RECORDED INFORMATION
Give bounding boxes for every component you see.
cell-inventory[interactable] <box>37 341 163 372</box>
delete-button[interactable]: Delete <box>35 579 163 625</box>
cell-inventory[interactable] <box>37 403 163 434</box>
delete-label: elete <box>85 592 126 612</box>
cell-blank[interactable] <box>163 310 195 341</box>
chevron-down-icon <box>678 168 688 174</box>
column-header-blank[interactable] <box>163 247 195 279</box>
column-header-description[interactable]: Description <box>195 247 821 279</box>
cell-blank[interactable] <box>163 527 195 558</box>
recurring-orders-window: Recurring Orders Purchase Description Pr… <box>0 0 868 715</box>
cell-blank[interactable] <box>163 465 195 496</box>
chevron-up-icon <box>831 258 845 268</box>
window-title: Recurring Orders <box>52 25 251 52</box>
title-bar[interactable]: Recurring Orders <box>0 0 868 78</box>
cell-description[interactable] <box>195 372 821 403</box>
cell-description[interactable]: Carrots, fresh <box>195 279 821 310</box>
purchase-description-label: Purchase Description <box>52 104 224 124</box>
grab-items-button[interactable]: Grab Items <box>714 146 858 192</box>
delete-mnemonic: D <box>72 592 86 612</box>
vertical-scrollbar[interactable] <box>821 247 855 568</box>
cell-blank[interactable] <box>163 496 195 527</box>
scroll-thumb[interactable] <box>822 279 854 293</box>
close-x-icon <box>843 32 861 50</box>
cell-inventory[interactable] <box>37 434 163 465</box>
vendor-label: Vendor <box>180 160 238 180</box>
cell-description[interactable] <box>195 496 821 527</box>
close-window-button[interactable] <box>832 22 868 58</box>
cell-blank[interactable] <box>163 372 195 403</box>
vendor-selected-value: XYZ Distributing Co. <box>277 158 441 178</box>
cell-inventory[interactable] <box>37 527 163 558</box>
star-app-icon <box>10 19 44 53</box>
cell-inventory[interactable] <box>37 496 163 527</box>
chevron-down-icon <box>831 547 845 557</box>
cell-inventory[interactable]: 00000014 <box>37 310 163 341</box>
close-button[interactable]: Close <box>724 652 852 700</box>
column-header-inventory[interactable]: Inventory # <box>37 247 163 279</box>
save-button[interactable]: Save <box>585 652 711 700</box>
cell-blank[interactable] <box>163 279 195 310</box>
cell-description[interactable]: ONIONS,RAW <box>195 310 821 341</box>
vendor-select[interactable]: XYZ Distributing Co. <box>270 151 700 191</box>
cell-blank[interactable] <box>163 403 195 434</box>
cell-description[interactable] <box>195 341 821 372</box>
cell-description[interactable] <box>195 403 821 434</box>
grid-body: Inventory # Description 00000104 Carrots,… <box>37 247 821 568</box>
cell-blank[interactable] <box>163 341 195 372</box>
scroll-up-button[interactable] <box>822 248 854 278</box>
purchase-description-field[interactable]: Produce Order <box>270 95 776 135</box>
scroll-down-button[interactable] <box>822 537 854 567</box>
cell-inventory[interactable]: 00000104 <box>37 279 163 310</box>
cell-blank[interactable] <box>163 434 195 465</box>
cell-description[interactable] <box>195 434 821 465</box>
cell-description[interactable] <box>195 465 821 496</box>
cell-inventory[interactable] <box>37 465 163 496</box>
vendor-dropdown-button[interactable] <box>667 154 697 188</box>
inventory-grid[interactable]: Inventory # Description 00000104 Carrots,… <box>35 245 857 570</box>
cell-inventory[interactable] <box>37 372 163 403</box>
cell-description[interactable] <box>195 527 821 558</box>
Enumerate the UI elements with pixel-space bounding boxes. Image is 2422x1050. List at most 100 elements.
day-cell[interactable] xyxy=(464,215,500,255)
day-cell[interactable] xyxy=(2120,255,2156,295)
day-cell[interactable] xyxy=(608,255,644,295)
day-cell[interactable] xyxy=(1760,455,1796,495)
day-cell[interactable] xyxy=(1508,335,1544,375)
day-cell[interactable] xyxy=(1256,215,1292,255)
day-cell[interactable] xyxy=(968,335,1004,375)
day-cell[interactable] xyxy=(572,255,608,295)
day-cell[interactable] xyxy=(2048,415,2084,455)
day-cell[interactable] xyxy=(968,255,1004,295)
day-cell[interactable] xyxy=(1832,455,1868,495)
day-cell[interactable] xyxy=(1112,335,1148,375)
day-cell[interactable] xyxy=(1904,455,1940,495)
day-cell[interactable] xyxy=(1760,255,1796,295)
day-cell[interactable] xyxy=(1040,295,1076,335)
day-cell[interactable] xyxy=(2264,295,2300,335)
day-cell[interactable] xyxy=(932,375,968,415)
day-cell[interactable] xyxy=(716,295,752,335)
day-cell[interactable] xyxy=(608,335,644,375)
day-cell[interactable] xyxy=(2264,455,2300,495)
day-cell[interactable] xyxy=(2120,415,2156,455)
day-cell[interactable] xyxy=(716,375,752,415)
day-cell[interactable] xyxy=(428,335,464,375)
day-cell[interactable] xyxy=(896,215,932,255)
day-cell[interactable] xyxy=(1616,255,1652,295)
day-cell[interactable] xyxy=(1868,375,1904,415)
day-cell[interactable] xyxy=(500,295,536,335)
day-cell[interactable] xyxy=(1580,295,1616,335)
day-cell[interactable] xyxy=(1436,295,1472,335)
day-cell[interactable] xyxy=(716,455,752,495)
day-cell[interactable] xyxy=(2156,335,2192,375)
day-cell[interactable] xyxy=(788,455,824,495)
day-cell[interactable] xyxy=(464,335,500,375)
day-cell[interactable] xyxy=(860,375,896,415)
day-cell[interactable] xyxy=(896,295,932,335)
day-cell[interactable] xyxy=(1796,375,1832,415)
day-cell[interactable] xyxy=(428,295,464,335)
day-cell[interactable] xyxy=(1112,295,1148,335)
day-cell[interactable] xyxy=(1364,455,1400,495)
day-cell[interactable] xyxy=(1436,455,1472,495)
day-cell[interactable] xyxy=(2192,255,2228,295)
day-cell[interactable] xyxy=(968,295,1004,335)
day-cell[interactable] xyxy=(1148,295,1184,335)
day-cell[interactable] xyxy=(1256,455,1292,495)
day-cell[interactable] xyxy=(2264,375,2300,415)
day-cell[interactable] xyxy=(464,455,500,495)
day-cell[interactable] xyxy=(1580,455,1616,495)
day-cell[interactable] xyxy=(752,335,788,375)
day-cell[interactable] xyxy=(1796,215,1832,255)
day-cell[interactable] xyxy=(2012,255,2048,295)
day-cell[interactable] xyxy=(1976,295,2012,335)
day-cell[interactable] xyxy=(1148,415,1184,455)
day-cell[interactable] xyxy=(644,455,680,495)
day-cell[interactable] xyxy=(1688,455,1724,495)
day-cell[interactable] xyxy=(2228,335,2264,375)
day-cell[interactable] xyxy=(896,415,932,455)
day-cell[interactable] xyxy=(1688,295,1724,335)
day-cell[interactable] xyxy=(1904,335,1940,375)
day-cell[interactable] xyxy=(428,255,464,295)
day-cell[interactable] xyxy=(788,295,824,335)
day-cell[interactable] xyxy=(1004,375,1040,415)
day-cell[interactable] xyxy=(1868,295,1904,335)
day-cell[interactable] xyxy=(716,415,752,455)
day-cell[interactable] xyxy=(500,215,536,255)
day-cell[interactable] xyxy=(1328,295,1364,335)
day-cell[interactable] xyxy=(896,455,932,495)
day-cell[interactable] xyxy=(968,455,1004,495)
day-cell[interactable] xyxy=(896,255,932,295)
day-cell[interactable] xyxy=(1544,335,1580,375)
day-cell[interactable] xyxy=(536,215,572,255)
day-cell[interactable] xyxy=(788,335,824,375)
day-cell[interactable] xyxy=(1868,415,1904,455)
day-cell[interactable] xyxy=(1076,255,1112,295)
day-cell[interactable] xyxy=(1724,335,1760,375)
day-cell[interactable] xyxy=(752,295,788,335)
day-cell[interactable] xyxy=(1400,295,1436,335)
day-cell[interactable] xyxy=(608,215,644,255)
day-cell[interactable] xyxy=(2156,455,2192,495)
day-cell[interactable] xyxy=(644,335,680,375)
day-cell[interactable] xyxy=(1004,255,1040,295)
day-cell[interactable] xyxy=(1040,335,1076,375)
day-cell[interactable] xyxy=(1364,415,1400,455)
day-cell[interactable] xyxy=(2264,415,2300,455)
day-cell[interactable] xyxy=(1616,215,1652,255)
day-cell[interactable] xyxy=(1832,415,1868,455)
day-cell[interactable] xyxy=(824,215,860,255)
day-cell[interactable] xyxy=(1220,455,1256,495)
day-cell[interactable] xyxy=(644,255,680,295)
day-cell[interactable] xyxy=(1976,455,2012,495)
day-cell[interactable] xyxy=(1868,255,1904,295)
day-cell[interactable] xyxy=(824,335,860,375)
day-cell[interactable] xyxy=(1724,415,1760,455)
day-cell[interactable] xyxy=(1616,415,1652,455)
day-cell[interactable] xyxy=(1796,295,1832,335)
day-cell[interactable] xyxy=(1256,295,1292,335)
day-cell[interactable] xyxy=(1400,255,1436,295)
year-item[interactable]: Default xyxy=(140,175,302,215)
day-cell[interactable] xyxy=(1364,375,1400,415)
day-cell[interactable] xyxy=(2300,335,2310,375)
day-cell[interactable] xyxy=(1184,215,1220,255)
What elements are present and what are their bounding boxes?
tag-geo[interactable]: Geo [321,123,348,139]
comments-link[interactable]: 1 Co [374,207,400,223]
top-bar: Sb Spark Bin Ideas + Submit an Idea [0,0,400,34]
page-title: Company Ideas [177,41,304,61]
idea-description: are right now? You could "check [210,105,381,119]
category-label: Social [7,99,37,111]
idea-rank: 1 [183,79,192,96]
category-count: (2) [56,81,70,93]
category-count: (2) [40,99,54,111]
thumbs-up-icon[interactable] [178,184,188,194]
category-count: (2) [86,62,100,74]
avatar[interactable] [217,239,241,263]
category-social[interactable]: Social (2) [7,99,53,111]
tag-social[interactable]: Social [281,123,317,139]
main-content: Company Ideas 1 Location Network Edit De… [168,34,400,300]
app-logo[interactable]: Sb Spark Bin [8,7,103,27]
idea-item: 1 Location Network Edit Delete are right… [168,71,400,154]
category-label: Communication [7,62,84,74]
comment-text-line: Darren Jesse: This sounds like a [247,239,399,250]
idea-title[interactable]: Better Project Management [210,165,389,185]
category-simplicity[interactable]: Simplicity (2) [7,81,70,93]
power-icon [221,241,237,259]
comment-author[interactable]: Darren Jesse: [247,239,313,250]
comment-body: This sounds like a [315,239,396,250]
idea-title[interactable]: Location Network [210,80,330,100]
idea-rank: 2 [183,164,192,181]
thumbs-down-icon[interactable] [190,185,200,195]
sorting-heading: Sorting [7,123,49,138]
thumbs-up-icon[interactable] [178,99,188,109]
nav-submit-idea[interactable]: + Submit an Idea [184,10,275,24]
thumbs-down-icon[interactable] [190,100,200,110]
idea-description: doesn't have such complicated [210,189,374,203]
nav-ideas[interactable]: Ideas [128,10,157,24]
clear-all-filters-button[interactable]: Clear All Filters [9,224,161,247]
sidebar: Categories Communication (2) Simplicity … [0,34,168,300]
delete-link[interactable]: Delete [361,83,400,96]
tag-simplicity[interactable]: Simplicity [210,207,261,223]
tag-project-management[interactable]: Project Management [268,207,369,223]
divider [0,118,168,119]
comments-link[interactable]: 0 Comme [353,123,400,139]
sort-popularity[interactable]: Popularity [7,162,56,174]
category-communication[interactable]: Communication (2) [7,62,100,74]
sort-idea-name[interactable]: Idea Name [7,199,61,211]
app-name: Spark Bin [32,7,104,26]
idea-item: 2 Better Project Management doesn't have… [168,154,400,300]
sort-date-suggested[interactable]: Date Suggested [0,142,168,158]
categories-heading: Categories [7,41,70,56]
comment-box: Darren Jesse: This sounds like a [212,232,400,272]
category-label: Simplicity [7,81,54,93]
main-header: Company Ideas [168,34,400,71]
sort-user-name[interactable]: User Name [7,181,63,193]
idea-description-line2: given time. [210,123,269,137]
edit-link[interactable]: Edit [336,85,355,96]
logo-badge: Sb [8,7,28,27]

TASK TO CARRY OUT
How many lines in the listing above contain the word "Management"? Reply with the number alone.

EXPECTED ANSWER
3